----- MATERIAL TO PROCESS

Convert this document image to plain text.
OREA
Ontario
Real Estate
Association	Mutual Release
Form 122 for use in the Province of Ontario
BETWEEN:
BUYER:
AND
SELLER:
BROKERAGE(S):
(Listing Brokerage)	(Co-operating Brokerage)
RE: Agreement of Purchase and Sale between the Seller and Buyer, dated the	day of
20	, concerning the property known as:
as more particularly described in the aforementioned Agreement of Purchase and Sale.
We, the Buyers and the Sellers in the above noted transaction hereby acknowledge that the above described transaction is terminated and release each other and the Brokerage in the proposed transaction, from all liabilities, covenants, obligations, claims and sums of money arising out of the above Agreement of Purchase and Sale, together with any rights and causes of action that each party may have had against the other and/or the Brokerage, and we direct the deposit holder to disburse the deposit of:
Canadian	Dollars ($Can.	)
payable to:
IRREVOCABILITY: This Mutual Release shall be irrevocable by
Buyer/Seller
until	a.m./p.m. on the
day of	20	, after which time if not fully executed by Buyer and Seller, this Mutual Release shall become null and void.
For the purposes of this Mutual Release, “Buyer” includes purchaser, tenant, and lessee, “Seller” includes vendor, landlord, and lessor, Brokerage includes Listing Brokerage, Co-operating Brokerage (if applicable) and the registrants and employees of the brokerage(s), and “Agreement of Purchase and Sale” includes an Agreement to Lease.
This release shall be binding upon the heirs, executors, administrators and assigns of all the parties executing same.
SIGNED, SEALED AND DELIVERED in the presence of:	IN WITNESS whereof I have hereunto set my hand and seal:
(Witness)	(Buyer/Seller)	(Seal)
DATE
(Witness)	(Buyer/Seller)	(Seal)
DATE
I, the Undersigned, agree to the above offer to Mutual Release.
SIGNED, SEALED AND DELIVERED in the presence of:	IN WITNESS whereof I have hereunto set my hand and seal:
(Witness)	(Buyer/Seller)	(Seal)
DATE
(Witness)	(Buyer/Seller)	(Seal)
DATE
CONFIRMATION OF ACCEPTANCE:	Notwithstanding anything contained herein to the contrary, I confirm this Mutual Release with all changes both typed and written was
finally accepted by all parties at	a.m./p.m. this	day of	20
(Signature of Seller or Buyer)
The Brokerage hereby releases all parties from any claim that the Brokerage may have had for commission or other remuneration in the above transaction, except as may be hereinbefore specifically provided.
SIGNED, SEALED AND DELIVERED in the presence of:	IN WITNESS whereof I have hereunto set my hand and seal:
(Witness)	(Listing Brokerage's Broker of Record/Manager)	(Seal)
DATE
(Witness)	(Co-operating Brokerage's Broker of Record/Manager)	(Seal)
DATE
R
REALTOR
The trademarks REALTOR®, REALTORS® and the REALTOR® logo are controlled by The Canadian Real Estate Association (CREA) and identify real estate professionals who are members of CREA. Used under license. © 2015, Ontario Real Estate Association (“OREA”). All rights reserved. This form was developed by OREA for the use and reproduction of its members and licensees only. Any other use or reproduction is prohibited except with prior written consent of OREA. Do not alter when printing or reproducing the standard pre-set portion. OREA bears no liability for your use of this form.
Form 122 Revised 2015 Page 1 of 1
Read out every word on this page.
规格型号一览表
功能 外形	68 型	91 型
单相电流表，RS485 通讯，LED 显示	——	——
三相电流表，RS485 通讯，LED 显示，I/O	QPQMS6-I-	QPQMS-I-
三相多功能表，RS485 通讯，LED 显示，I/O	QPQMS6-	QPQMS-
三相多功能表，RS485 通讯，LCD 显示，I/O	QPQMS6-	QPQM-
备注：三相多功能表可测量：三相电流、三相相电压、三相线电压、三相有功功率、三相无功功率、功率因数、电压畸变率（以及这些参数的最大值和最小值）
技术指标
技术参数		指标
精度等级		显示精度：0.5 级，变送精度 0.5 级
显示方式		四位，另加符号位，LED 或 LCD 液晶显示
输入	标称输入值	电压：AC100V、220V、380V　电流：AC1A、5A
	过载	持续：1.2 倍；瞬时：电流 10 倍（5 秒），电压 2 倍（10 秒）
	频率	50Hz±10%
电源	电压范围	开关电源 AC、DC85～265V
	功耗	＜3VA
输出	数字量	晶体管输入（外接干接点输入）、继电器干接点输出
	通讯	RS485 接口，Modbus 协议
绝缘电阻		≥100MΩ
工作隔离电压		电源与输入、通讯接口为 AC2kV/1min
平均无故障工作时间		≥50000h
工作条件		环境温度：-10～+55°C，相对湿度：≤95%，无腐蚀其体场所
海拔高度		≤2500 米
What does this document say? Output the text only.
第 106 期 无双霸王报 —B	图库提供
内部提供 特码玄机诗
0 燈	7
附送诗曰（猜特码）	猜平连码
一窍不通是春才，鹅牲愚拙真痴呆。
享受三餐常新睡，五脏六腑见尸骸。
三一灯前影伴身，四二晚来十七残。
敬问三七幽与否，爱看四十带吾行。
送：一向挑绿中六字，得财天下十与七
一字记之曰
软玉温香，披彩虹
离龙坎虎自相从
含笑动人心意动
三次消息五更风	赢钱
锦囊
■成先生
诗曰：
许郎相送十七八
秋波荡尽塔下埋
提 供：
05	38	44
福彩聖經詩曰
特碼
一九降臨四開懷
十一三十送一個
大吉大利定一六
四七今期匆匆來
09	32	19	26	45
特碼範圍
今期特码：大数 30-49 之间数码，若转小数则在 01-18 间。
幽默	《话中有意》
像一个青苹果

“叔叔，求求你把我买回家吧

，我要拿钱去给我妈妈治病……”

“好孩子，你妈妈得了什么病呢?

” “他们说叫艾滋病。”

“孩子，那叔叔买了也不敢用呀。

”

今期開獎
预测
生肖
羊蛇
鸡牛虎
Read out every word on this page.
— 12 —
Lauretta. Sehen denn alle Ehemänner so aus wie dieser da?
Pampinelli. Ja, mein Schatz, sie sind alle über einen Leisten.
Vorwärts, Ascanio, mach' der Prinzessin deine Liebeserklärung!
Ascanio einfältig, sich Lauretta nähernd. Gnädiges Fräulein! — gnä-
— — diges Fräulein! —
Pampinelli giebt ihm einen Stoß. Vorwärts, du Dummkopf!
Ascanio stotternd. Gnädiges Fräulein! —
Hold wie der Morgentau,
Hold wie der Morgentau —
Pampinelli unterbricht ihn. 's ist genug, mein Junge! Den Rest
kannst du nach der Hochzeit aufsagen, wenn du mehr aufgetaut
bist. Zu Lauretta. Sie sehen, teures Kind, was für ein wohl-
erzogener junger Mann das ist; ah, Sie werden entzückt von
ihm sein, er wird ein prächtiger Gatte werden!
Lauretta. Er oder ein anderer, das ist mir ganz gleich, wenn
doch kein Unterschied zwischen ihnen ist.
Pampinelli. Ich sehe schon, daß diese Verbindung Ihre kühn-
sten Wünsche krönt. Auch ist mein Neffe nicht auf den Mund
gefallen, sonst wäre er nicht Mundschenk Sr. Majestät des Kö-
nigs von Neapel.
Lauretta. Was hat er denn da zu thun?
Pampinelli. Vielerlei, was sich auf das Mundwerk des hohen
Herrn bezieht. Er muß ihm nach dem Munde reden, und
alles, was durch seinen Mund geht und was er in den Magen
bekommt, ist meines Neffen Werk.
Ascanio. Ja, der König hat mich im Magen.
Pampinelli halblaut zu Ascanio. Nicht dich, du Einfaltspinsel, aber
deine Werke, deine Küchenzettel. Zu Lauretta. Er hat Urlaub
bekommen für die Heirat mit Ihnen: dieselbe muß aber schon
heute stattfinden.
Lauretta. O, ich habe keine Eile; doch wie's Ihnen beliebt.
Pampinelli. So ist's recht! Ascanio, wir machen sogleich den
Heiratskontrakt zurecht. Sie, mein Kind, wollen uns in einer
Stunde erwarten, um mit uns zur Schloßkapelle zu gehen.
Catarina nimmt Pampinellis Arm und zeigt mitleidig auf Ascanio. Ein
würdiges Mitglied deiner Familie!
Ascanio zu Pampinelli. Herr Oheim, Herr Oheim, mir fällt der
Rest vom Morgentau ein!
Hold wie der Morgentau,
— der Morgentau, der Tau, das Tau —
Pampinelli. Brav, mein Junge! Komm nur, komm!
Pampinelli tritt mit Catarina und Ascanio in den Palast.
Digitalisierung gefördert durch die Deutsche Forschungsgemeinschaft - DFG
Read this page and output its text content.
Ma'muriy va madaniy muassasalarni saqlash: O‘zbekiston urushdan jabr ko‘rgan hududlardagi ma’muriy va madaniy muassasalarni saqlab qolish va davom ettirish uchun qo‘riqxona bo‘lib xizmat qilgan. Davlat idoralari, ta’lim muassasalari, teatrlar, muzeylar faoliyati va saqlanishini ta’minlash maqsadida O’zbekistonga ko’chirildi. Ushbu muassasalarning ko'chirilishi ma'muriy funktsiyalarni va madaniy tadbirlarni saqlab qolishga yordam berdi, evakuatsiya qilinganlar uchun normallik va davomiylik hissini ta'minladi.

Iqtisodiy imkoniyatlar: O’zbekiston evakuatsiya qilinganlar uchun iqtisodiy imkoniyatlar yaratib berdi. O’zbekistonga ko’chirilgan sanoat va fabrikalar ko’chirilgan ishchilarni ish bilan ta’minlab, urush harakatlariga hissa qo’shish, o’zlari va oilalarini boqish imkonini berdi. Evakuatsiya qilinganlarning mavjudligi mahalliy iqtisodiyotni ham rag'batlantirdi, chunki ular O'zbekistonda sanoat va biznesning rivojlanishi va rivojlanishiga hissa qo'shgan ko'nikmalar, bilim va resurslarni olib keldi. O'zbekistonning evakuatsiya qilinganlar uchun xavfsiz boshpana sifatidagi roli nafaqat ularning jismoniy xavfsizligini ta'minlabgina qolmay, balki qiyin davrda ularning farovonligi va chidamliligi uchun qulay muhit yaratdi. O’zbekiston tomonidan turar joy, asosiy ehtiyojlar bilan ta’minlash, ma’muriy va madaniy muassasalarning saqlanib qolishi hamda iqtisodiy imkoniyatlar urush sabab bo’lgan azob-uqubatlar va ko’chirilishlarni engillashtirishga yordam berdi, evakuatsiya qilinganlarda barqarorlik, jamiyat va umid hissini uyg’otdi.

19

----------

## TASK DETAILS
Extract every line containing the string "Rest" from the data above.

## SOLUTION TO THIS EXERCISE
Pampinelli unterbricht ihn. 's ist genug, mein Junge! Den Rest
Rest vom Morgentau ein!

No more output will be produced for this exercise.